> [PROBLEM REQUIREMENTS] Show every line containing "Corrected" by copying it.

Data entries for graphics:
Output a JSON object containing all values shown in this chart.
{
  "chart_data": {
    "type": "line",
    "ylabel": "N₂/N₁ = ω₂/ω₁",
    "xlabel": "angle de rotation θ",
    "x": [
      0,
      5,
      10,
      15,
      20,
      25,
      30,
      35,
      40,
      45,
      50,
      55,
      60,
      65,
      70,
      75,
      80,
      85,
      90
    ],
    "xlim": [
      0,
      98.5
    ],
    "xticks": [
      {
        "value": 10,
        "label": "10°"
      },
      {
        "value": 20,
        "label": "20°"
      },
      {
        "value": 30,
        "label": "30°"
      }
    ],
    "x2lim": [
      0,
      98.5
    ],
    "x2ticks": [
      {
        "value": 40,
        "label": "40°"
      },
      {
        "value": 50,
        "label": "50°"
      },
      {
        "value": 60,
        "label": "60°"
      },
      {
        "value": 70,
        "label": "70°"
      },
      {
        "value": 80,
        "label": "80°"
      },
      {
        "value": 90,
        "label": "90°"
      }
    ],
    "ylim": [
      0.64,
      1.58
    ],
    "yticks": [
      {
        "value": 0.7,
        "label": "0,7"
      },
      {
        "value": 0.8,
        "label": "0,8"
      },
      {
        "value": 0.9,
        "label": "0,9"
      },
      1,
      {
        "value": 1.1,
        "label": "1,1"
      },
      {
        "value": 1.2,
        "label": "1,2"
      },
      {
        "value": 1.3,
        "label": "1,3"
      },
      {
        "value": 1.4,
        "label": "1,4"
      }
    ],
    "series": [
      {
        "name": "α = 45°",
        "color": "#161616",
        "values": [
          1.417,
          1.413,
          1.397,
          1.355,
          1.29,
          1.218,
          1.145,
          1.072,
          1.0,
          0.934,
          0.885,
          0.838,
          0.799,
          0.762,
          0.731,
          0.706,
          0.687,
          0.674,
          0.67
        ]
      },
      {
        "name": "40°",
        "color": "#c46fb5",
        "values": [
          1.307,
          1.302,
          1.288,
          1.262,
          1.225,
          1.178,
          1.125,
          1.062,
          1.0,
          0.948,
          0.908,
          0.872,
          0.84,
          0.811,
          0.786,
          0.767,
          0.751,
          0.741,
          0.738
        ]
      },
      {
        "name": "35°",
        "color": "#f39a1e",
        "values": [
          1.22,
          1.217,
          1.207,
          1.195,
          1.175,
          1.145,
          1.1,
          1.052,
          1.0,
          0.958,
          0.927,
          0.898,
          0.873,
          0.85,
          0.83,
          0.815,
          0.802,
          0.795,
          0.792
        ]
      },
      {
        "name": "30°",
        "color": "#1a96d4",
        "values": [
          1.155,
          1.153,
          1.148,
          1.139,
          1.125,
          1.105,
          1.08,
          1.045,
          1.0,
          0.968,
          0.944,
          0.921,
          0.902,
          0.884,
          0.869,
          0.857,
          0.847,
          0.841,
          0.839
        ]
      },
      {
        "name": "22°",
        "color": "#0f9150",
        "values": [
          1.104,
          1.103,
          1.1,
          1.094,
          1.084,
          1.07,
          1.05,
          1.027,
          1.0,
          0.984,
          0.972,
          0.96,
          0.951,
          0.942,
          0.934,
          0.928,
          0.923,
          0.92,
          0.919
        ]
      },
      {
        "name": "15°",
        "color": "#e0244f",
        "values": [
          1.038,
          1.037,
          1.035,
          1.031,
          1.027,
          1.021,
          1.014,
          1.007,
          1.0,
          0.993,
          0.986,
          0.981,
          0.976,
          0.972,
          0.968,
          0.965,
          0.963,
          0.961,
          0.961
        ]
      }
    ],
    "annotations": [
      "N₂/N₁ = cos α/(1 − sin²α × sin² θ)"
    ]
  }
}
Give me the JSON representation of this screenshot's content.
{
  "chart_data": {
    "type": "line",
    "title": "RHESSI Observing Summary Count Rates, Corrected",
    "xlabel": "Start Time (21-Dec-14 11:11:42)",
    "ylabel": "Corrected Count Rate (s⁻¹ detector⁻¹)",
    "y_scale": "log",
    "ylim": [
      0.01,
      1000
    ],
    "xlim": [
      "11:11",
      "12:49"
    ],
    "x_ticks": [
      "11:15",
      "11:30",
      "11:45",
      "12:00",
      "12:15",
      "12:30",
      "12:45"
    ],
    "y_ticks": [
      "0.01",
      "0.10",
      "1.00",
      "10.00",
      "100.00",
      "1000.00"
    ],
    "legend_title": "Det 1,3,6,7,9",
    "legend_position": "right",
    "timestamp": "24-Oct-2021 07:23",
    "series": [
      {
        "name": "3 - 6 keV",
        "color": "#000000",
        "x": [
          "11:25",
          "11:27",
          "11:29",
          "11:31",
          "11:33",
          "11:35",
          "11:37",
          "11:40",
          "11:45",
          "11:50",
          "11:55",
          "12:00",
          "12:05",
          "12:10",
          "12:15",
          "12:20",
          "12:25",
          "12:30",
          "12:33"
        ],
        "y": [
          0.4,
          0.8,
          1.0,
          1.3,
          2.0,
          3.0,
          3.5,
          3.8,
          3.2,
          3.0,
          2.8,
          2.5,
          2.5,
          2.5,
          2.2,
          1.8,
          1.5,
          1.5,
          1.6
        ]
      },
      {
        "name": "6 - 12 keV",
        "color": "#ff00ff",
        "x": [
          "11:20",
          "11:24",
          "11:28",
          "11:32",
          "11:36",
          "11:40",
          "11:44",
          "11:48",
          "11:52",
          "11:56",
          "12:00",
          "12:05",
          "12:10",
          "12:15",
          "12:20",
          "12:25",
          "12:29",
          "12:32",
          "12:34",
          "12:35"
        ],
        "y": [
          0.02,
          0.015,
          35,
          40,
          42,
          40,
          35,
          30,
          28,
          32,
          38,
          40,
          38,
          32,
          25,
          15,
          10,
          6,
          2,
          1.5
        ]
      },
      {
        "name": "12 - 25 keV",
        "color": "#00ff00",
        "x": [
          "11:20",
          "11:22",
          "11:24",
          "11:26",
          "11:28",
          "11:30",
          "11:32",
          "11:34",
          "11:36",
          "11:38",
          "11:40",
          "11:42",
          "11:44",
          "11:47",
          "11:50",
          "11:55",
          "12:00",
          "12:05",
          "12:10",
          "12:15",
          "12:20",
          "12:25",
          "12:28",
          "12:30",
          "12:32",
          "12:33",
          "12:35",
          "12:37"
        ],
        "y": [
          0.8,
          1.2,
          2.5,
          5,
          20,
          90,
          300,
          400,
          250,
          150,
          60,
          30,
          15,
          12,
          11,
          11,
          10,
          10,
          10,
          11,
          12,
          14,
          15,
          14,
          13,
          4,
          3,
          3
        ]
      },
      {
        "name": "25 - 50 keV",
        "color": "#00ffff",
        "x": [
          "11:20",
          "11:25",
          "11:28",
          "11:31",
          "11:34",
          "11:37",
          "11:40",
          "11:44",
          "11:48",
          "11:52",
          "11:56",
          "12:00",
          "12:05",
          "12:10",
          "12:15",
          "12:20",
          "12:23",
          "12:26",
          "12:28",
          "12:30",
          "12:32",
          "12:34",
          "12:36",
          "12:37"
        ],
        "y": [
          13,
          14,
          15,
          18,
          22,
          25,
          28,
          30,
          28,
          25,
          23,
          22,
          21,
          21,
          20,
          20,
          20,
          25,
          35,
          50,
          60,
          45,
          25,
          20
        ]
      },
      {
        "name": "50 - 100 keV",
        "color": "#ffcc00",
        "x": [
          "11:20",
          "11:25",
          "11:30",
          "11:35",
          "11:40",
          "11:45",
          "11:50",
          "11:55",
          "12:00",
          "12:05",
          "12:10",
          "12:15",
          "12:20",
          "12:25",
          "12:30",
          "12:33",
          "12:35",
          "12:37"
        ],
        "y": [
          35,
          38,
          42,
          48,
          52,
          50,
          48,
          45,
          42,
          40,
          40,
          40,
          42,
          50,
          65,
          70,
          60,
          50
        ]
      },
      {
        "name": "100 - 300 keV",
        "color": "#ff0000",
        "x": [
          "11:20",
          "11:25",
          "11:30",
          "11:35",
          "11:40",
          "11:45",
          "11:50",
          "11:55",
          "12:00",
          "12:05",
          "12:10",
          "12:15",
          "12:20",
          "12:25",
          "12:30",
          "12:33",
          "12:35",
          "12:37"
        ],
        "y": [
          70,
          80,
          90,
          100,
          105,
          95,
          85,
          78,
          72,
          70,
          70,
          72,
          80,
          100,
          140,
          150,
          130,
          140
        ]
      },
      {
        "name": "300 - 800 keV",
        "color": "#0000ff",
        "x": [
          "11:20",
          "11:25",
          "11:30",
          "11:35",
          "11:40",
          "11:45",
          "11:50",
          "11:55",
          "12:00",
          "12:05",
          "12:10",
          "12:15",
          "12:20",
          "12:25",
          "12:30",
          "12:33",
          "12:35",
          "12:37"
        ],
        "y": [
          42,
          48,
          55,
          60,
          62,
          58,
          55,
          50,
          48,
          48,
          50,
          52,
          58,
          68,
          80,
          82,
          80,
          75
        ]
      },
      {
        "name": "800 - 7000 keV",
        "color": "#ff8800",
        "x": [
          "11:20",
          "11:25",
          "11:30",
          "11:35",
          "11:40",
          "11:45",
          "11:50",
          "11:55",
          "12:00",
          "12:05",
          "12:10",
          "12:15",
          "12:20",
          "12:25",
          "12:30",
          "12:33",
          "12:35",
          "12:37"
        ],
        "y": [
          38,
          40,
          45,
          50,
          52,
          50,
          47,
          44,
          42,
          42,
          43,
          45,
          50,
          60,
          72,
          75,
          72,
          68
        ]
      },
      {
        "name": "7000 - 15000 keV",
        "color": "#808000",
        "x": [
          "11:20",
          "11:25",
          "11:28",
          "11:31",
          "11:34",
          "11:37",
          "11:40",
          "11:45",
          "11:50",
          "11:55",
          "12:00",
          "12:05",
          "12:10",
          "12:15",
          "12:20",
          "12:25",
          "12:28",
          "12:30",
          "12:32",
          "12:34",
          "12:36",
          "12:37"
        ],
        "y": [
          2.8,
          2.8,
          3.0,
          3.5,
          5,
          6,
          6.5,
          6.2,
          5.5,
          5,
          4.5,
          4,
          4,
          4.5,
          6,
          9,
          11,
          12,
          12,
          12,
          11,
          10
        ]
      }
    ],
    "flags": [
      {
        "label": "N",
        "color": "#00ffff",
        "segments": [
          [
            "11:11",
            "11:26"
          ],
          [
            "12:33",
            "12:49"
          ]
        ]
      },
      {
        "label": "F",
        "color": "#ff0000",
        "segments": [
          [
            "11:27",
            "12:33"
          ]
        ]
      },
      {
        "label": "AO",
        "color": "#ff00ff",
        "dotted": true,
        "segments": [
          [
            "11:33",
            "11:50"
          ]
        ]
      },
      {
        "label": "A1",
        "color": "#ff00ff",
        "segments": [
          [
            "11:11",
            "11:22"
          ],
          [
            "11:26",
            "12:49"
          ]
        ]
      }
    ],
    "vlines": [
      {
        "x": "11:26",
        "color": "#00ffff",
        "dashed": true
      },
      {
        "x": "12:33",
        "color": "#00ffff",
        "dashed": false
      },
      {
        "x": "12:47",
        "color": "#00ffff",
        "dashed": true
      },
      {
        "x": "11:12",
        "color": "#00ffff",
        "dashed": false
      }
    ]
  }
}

> [ANSWER TO THIS PROBLEM]
    "title": "RHESSI Observing Summary Count Rates, Corrected",
    "ylabel": "Corrected Count Rate (s⁻¹ detector⁻¹)",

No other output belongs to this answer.